Ron Lynn, a former NFL defensive coordinator who coached the Stanford secondary when Sherman moved from wide receiver to cornerback, believes Sherman’s personality may have obscured his work as a cornerback.
“Richard has continued to re-write his story on how to play the corner and restrict receivers,” Lynn said. “He doesn’t get enough credit for that.”
Sherman has closed out each of the 49ers’ playoff wins with an interception, and had this to say after intercepting Kirk Cousins while guarding Adam Thielen one-on-one against Minnesota.
“I get tired of hearing, ‘Oh man, he’s a zone corner,’” Sherman said. “I get tired of hearing the excuses of why I’m great. It was man coverage, I covered the man, I picked the ball off. In the playoffs, in big games, I show up. I show up year-in, year-out, whether it’s 2011, 2012, 2013, 2014. Unless I tear my Achilles, I’m out there and I’m doing my job at a high level. I get tired of excuses for why I’m good.”
Sherman won’t let go of the feeling in 2011 when he lasted until the fifth round and was the 34th defensive back selected.
“His whole life he’s been told he can’t,” 49ers defensive coordinator Robert Saleh said. “And he’s always trying to prove he can. And that’s him. He’s always going to have that chip on his shoulder. You always have to have a ‘why’ as a human being. He’s always got a ‘why’ for why he needs to be better than he is today. That’s what makes him special.”
Bobby Wagner, Sherman’s former teammate with the Seattle Seahawks, once said, “He doesn’t move on. He doesn’t forget until he gets the last laugh.”
Sherman doesn’t see a dichotomy between “Uncle Sherm,” the sage veteran, and the Richard Sherman who rails against injustice, whether socially or on the field, when the mood suits him.

RECORD EXTRACTS
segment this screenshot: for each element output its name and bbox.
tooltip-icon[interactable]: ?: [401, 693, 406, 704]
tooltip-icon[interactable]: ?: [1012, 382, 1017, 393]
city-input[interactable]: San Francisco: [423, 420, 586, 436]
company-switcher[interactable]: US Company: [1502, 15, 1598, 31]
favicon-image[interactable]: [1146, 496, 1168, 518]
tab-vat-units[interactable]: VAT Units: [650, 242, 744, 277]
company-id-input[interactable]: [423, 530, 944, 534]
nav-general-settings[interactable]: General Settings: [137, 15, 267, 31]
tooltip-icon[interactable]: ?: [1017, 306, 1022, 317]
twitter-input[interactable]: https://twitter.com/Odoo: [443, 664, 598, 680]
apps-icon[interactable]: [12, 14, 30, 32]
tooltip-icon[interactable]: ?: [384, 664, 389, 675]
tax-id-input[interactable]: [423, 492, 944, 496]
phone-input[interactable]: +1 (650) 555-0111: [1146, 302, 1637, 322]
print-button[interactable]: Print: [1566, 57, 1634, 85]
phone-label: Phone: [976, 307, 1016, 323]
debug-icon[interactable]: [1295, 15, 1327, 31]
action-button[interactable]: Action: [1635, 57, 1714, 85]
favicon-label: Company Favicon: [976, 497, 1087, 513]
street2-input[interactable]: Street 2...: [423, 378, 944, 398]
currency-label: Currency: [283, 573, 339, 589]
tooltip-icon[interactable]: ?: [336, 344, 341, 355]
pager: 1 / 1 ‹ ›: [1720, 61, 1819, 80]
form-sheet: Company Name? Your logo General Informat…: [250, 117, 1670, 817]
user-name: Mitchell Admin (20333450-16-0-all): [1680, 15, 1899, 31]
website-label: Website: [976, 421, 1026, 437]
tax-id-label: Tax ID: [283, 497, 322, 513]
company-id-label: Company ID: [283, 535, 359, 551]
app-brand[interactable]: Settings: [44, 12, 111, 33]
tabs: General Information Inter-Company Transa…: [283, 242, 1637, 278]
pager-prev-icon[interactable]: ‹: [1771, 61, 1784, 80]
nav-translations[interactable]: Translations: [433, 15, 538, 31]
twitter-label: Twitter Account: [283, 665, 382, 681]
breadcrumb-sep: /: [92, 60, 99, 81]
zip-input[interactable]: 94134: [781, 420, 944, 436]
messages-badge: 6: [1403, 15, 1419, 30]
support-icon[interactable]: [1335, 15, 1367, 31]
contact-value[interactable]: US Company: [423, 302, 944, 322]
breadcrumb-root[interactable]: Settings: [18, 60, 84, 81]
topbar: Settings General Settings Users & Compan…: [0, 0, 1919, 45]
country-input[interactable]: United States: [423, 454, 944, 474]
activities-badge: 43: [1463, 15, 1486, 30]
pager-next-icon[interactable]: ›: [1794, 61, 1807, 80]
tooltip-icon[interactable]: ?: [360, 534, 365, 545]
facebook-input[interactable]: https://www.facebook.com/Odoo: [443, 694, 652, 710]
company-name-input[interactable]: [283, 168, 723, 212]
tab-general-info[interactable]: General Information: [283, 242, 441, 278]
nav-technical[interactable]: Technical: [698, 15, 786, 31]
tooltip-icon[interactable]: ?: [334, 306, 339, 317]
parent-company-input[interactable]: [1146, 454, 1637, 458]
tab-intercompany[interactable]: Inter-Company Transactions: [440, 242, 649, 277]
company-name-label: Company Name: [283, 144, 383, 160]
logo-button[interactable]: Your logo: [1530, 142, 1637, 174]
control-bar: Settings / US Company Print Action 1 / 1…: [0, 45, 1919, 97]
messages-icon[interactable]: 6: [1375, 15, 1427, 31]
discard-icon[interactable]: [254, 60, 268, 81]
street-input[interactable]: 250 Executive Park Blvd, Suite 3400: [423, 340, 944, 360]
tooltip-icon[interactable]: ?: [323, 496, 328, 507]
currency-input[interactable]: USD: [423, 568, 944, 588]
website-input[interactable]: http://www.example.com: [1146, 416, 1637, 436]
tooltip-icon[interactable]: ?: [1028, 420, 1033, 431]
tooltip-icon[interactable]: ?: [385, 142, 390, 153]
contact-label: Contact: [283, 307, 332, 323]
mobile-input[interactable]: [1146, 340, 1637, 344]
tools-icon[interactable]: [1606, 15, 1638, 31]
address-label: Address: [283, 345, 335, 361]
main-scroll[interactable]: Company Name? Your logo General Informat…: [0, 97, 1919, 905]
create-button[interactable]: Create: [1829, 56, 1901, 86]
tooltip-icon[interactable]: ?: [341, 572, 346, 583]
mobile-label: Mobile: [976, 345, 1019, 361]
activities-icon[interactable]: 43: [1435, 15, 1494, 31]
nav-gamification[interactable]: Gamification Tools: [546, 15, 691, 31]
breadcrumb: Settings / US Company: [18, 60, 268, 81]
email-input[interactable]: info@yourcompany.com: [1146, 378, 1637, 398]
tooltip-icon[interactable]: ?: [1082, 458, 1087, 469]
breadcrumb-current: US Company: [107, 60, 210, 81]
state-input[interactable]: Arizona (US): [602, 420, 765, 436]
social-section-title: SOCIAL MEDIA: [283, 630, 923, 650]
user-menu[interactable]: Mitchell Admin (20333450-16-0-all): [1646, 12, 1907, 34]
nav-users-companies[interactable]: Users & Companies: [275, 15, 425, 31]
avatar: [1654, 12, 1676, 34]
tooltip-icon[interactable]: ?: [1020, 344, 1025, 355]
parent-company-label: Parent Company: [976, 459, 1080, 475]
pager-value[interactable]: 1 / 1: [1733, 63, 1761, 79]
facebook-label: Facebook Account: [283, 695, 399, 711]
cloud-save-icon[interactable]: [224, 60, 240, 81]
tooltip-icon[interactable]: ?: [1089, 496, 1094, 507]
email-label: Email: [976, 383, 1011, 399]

TASKS
(a) Transcribe the part of the passage about Richard Sherman starting at "Ron Lynn, a" and ending at "as a cornerback.".
(b) Extend the passage about Richard Sherman, beginning immediately after its final sentence.

EXERCISE RESULTS
(a)
Ron Lynn, a former NFL defensive coordinator who coached the Stanford secondary when Sherman moved from wide receiver to cornerback, believes Sherman’s personality may have obscured his work as a cornerback.

(b)
“I’m in the same body no matter what,” Sherman said. “But you treat people and carry yourself differently. One of them you’re on the battlefield, you’re there to do a job. In the locker room you’re a different person because you’re around your teammates and you’re there for a purpose. And at home, the circumstances change.
“To me, that’s like asking a person, ‘Hey, as a lawyer, are you the same way in the courtroom as you are with your wife?’ . . . it’s going to be a different preparation, a different seriousness, a different tone.”
Regardless of the tone, Sherman is hitting all the right notes with his teammates.
“I think I’ve benefited from having Richard Sherman here as much as anybody else has and I’m an offensive tackle and he’s a DB and we don’t normally trade notes,” right tackle Mike McGlinchey said. “It’s all about the mentality of who you are as a player, and the way that you prepare and the confidence that you play with every Sunday. That’s what he’s trying to instill.”
Rookie linebacker Dre Greenlaw, a fifth-round draft pick, mostly watched and learned before getting up the nerve to talk with Sherman.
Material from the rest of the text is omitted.